**REQUIREMENTS:**
Reproduce the listing below verbatim.

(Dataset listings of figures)
Begin

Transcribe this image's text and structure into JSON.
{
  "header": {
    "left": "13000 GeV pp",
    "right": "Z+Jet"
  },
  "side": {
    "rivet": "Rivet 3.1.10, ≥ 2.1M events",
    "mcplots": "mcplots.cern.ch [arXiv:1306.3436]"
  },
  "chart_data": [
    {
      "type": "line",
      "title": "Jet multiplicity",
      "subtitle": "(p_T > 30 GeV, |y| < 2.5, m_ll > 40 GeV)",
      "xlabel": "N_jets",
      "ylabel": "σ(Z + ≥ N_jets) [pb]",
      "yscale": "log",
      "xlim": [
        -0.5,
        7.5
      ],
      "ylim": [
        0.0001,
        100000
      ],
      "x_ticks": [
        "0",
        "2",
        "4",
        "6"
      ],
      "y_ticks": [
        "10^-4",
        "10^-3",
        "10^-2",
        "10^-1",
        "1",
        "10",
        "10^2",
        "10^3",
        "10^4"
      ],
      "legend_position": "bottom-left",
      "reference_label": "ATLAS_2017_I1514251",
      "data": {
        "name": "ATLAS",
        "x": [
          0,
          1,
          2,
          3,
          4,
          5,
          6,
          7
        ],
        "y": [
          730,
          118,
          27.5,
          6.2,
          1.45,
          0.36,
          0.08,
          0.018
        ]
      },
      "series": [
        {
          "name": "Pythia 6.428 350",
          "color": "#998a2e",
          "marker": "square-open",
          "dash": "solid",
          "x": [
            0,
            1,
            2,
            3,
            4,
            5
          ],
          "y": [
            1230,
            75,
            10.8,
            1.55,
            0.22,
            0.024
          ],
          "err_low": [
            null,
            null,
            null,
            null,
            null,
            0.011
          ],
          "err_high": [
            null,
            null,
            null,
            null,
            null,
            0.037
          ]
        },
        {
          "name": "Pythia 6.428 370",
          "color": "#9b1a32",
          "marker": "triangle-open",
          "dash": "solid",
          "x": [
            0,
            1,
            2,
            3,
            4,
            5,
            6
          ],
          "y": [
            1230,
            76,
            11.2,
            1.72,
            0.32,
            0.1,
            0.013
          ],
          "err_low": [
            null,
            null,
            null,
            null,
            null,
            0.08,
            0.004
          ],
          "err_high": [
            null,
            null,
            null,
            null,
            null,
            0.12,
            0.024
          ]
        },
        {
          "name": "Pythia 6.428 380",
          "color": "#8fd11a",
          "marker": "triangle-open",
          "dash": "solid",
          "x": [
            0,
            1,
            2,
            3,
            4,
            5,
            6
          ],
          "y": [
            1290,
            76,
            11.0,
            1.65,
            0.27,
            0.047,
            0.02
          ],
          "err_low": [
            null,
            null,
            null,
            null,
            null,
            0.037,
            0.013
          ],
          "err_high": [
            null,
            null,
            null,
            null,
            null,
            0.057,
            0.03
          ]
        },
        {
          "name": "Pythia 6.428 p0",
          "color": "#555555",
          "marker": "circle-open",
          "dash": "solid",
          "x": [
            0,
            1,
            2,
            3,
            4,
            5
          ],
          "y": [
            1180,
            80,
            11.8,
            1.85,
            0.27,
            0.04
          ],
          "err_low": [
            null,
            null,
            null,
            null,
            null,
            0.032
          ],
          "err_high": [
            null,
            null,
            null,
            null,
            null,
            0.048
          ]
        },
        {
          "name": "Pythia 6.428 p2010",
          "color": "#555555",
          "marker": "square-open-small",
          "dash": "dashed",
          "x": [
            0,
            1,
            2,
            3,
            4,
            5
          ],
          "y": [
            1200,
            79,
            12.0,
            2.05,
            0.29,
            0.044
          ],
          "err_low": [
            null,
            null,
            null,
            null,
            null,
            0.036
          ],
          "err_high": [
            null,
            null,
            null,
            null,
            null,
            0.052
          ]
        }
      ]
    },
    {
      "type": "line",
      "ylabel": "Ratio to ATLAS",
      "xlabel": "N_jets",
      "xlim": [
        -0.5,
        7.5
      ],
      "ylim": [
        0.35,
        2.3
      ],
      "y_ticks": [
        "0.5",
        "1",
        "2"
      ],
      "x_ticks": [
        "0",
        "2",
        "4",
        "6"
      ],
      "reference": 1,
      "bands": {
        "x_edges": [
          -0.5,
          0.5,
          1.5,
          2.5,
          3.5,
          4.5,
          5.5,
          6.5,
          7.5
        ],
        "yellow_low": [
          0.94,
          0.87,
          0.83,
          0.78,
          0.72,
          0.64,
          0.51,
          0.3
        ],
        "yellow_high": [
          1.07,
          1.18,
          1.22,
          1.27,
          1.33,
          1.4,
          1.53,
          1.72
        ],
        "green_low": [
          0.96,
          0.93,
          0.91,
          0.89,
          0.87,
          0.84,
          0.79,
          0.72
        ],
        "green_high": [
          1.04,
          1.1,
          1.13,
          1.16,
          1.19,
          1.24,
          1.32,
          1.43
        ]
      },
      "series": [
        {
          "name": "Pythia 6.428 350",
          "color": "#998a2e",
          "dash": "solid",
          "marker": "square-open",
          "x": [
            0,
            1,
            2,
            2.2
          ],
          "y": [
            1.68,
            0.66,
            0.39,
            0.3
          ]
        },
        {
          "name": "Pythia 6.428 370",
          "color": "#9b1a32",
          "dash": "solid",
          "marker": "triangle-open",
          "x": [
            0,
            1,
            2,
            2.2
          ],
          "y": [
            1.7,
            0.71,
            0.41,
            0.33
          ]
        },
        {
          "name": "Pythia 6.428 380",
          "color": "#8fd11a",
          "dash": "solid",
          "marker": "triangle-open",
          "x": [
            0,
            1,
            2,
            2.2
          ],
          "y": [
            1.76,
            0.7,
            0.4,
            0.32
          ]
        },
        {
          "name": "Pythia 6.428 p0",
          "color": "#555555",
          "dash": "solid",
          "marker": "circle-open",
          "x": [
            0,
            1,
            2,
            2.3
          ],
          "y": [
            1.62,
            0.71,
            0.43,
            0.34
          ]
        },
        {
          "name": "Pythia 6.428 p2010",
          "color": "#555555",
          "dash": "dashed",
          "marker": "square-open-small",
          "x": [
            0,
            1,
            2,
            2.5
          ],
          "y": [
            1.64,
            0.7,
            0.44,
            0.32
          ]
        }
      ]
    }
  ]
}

End

**ANSWER FOR THIS EXERCISE:**
Transcribe this image's text and structure into JSON.
{
  "header": {
    "left": "13000 GeV pp",
    "right": "Z+Jet"
  },
  "side": {
    "rivet": "Rivet 3.1.10, ≥ 2.1M events",
    "mcplots": "mcplots.cern.ch [arXiv:1306.3436]"
  },
  "chart_data": [
    {
      "type": "line",
      "title": "Jet multiplicity",
      "subtitle": "(p_T > 30 GeV, |y| < 2.5, m_ll > 40 GeV)",
      "xlabel": "N_jets",
      "ylabel": "σ(Z + ≥ N_jets) [pb]",
      "yscale": "log",
      "xlim": [
        -0.5,
        7.5
      ],
      "ylim": [
        0.0001,
        100000
      ],
      "x_ticks": [
        "0",
        "2",
        "4",
        "6"
      ],
      "y_ticks": [
        "10^-4",
        "10^-3",
        "10^-2",
        "10^-1",
        "1",
        "10",
        "10^2",
        "10^3",
        "10^4"
      ],
      "legend_position": "bottom-left",
      "reference_label": "ATLAS_2017_I1514251",
      "data": {
        "name": "ATLAS",
        "x": [
          0,
          1,
          2,
          3,
          4,
          5,
          6,
          7
        ],
        "y": [
          730,
          118,
          27.5,
          6.2,
          1.45,
          0.36,
          0.08,
          0.018
        ]
      },
      "series": [
        {
          "name": "Pythia 6.428 350",
          "color": "#998a2e",
          "marker": "square-open",
          "dash": "solid",
          "x": [
            0,
            1,
            2,
            3,
            4,
            5
          ],
          "y": [
            1230,
            75,
            10.8,
            1.55,
            0.22,
            0.024
          ],
          "err_low": [
            null,
            null,
            null,
            null,
            null,
            0.011
          ],
          "err_high": [
            null,
            null,
            null,
            null,
            null,
            0.037
          ]
        },
        {
          "name": "Pythia 6.428 370",
          "color": "#9b1a32",
          "marker": "triangle-open",
          "dash": "solid",
          "x": [
            0,
            1,
            2,
            3,
            4,
            5,
            6
          ],
          "y": [
            1230,
            76,
            11.2,
            1.72,
            0.32,
            0.1,
            0.013
          ],
          "err_low": [
            null,
            null,
            null,
            null,
            null,
            0.08,
            0.004
          ],
          "err_high": [
            null,
            null,
            null,
            null,
            null,
            0.12,
            0.024
          ]
        },
        {
          "name": "Pythia 6.428 380",
          "color": "#8fd11a",
          "marker": "triangle-open",
          "dash": "solid",
          "x": [
            0,
            1,
            2,
            3,
            4,
            5,
            6
          ],
          "y": [
            1290,
            76,
            11.0,
            1.65,
            0.27,
            0.047,
            0.02
          ],
          "err_low": [
            null,
            null,
            null,
            null,
            null,
            0.037,
            0.013
          ],
          "err_high": [
            null,
            null,
            null,
            null,
            null,
            0.057,
            0.03
          ]
        },
        {
          "name": "Pythia 6.428 p0",
          "color": "#555555",
          "marker": "circle-open",
          "dash": "solid",
          "x": [
            0,
            1,
            2,
            3,
            4,
            5
          ],
          "y": [
            1180,
            80,
            11.8,
            1.85,
            0.27,
            0.04
          ],
          "err_low": [
            null,
            null,
            null,
            null,
            null,
            0.032
          ],
          "err_high": [
            null,
            null,
            null,
            null,
            null,
            0.048
          ]
        },
        {
          "name": "Pythia 6.428 p2010",
          "color": "#555555",
          "marker": "square-open-small",
          "dash": "dashed",
          "x": [
            0,
            1,
            2,
            3,
            4,
            5
          ],
          "y": [
            1200,
            79,
            12.0,
            2.05,
            0.29,
            0.044
          ],
          "err_low": [
            null,
            null,
            null,
            null,
            null,
            0.036
          ],
          "err_high": [
            null,
            null,
            null,
            null,
            null,
            0.052
          ]
        }
      ]
    },
    {
      "type": "line",
      "ylabel": "Ratio to ATLAS",
      "xlabel": "N_jets",
      "xlim": [
        -0.5,
        7.5
      ],
      "ylim": [
        0.35,
        2.3
      ],
      "y_ticks": [
        "0.5",
        "1",
        "2"
      ],
      "x_ticks": [
        "0",
        "2",
        "4",
        "6"
      ],
      "reference": 1,
      "bands": {
        "x_edges": [
          -0.5,
          0.5,
          1.5,
          2.5,
          3.5,
          4.5,
          5.5,
          6.5,
          7.5
        ],
        "yellow_low": [
          0.94,
          0.87,
          0.83,
          0.78,
          0.72,
          0.64,
          0.51,
          0.3
        ],
        "yellow_high": [
          1.07,
          1.18,
          1.22,
          1.27,
          1.33,
          1.4,
          1.53,
          1.72
        ],
        "green_low": [
          0.96,
          0.93,
          0.91,
          0.89,
          0.87,
          0.84,
          0.79,
          0.72
        ],
        "green_high": [
          1.04,
          1.1,
          1.13,
          1.16,
          1.19,
          1.24,
          1.32,
          1.43
        ]
      },
      "series": [
        {
          "name": "Pythia 6.428 350",
          "color": "#998a2e",
          "dash": "solid",
          "marker": "square-open",
          "x": [
            0,
            1,
            2,
            2.2
          ],
          "y": [
            1.68,
            0.66,
            0.39,
            0.3
          ]
        },
        {
          "name": "Pythia 6.428 370",
          "color": "#9b1a32",
          "dash": "solid",
          "marker": "triangle-open",
          "x": [
            0,
            1,
            2,
            2.2
          ],
          "y": [
            1.7,
            0.71,
            0.41,
            0.33
          ]
        },
        {
          "name": "Pythia 6.428 380",
          "color": "#8fd11a",
          "dash": "solid",
          "marker": "triangle-open",
          "x": [
            0,
            1,
            2,
            2.2
          ],
          "y": [
            1.76,
            0.7,
            0.4,
            0.32
          ]
        },
        {
          "name": "Pythia 6.428 p0",
          "color": "#555555",
          "dash": "solid",
          "marker": "circle-open",
          "x": [
            0,
            1,
            2,
            2.3
          ],
          "y": [
            1.62,
            0.71,
            0.43,
            0.34
          ]
        },
        {
          "name": "Pythia 6.428 p2010",
          "color": "#555555",
          "dash": "dashed",
          "marker": "square-open-small",
          "x": [
            0,
            1,
            2,
            2.5
          ],
          "y": [
            1.64,
            0.7,
            0.44,
            0.32
          ]
        }
      ]
    }
  ]
}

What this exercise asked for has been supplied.